======== INFORMATION SHOWN ========

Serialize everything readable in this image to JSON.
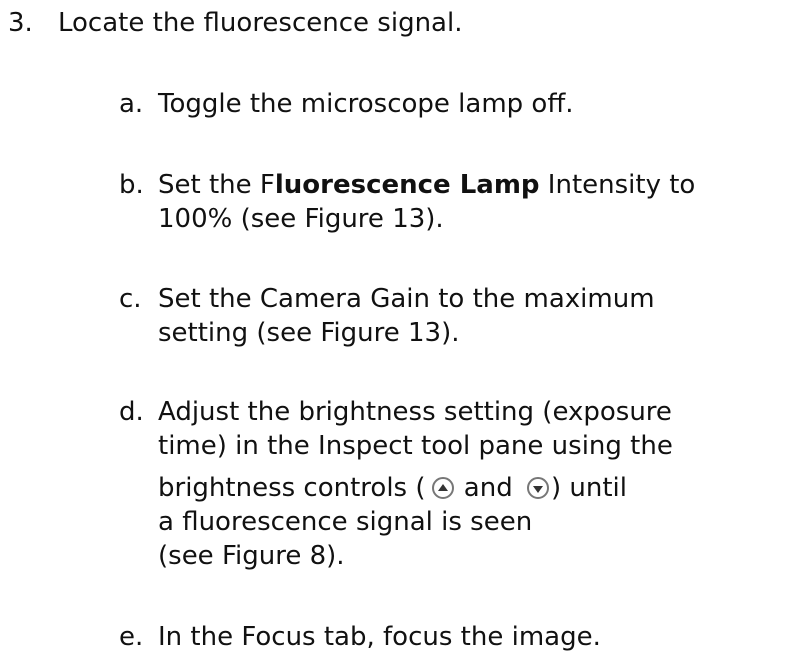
{
  "step": {
    "number": "3.",
    "text": "Locate the fluorescence signal."
  },
  "substeps": {
    "a": {
      "letter": "a.",
      "line1": "Toggle the microscope lamp off."
    },
    "b": {
      "letter": "b.",
      "pre": "Set the F",
      "bold": "luorescence Lamp",
      "post": " Intensity to",
      "line2": "100%  (see Figure 13)."
    },
    "c": {
      "letter": "c.",
      "line1": "Set the Camera Gain to the maximum",
      "line2": "setting  (see Figure 13)."
    },
    "d": {
      "letter": "d.",
      "line1": "Adjust the brightness setting (exposure",
      "line2": "time) in the Inspect tool pane using the",
      "line3_pre": "brightness controls (",
      "line3_mid": " and ",
      "line3_post": ") until",
      "line4": "a fluorescence signal is seen",
      "line5": "(see Figure 8).",
      "icons": [
        "brightness-up-icon",
        "brightness-down-icon"
      ]
    },
    "e": {
      "letter": "e.",
      "line1": "In the Focus tab, focus the image."
    }
  }
}
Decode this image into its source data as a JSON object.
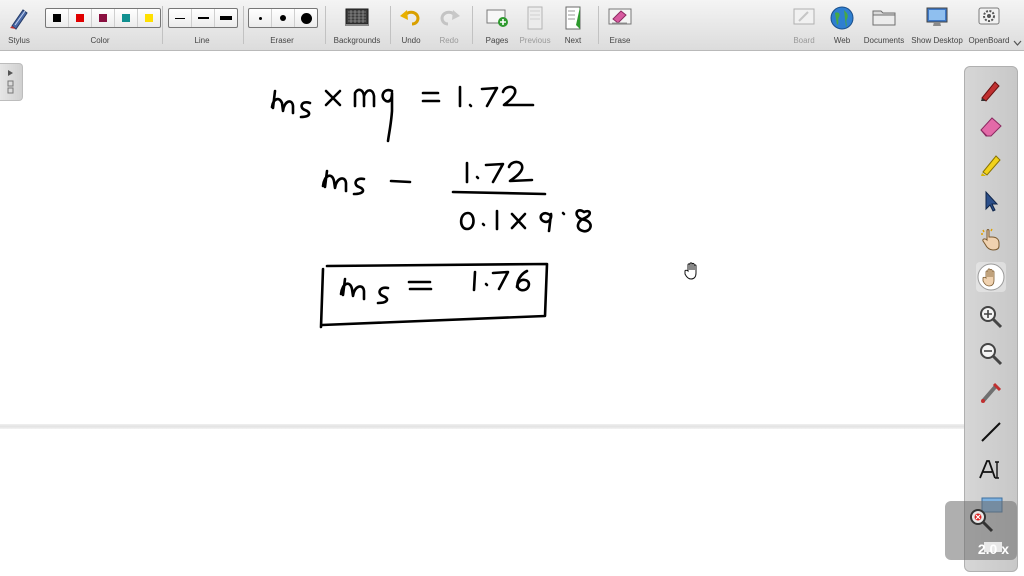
{
  "toolbar": {
    "stylus_label": "Stylus",
    "color_label": "Color",
    "colors": [
      "#000000",
      "#e00000",
      "#8a1040",
      "#119090",
      "#ffe000"
    ],
    "line_label": "Line",
    "eraser_label": "Eraser",
    "backgrounds_label": "Backgrounds",
    "undo_label": "Undo",
    "redo_label": "Redo",
    "pages_label": "Pages",
    "previous_label": "Previous",
    "next_label": "Next",
    "erase_label": "Erase",
    "board_label": "Board",
    "web_label": "Web",
    "documents_label": "Documents",
    "show_desktop_label": "Show Desktop",
    "openboard_label": "OpenBoard"
  },
  "palette": {
    "tools": [
      "pen-tool",
      "eraser-tool",
      "marker-tool",
      "selector-tool",
      "interact-tool",
      "hand-tool",
      "zoom-in-tool",
      "zoom-out-tool",
      "laser-pointer-tool",
      "line-tool",
      "text-tool",
      "capture-tool"
    ],
    "active_tool": "hand-tool"
  },
  "zoom": {
    "level": "2.0 x"
  }
}
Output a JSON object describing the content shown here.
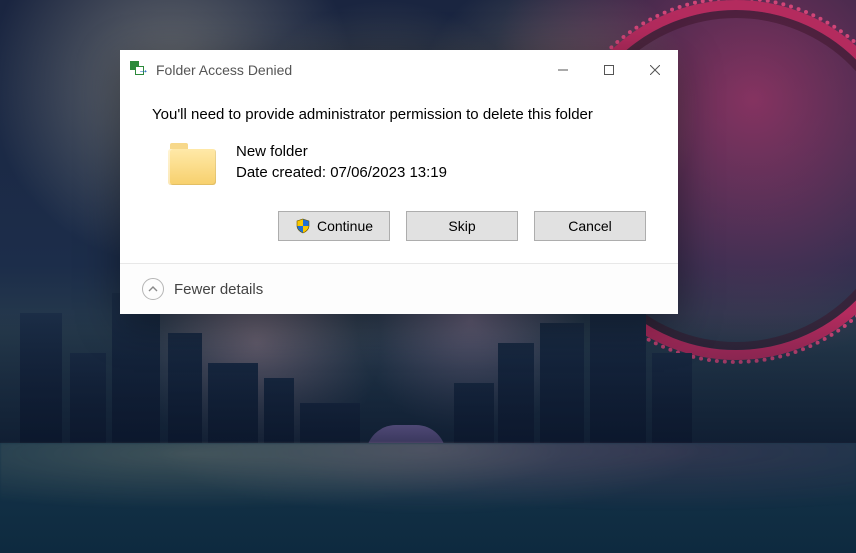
{
  "dialog": {
    "title": "Folder Access Denied",
    "message": "You'll need to provide administrator permission to delete this folder",
    "item": {
      "name": "New folder",
      "date_created_label": "Date created: 07/06/2023 13:19"
    },
    "buttons": {
      "continue": "Continue",
      "skip": "Skip",
      "cancel": "Cancel"
    },
    "footer": {
      "toggle_label": "Fewer details"
    }
  }
}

========

- _REQUIREMENTS_: Every record is to be reproduced exactly, with no pictures included.

- _RIGHT ANSWER_:
Serialize everything readable in this image to JSON.
{
  "step": {
    "number": "3.",
    "text": "Locate the fluorescence signal."
  },
  "substeps": {
    "a": {
      "letter": "a.",
      "line1": "Toggle the microscope lamp off."
    },
    "b": {
      "letter": "b.",
      "pre": "Set the F",
      "bold": "luorescence Lamp",
      "post": " Intensity to",
      "line2": "100%  (see Figure 13)."
    },
    "c": {
      "letter": "c.",
      "line1": "Set the Camera Gain to the maximum",
      "line2": "setting  (see Figure 13)."
    },
    "d": {
      "letter": "d.",
      "line1": "Adjust the brightness setting (exposure",
      "line2": "time) in the Inspect tool pane using the",
      "line3_pre": "brightness controls (",
      "line3_mid": " and ",
      "line3_post": ") until",
      "line4": "a fluorescence signal is seen",
      "line5": "(see Figure 8).",
      "icons": [
        "brightness-up-icon",
        "brightness-down-icon"
      ]
    },
    "e": {
      "letter": "e.",
      "line1": "In the Focus tab, focus the image."
    }
  }
}
Decode this image into its source data as a JSON object.
{
  "toolbar": {
    "stylus_label": "Stylus",
    "color_label": "Color",
    "colors": [
      "#000000",
      "#e00000",
      "#8a1040",
      "#119090",
      "#ffe000"
    ],
    "line_label": "Line",
    "eraser_label": "Eraser",
    "backgrounds_label": "Backgrounds",
    "undo_label": "Undo",
    "redo_label": "Redo",
    "pages_label": "Pages",
    "previous_label": "Previous",
    "next_label": "Next",
    "erase_label": "Erase",
    "board_label": "Board",
    "web_label": "Web",
    "documents_label": "Documents",
    "show_desktop_label": "Show Desktop",
    "openboard_label": "OpenBoard"
  },
  "palette": {
    "tools": [
      "pen-tool",
      "eraser-tool",
      "marker-tool",
      "selector-tool",
      "interact-tool",
      "hand-tool",
      "zoom-in-tool",
      "zoom-out-tool",
      "laser-pointer-tool",
      "line-tool",
      "text-tool",
      "capture-tool"
    ],
    "active_tool": "hand-tool"
  },
  "zoom": {
    "level": "2.0 x"
  }
}
Output a JSON object describing the content shown here.
{
  "dialog": {
    "title": "Folder Access Denied",
    "message": "You'll need to provide administrator permission to delete this folder",
    "item": {
      "name": "New folder",
      "date_created_label": "Date created: 07/06/2023 13:19"
    },
    "buttons": {
      "continue": "Continue",
      "skip": "Skip",
      "cancel": "Cancel"
    },
    "footer": {
      "toggle_label": "Fewer details"
    }
  }
}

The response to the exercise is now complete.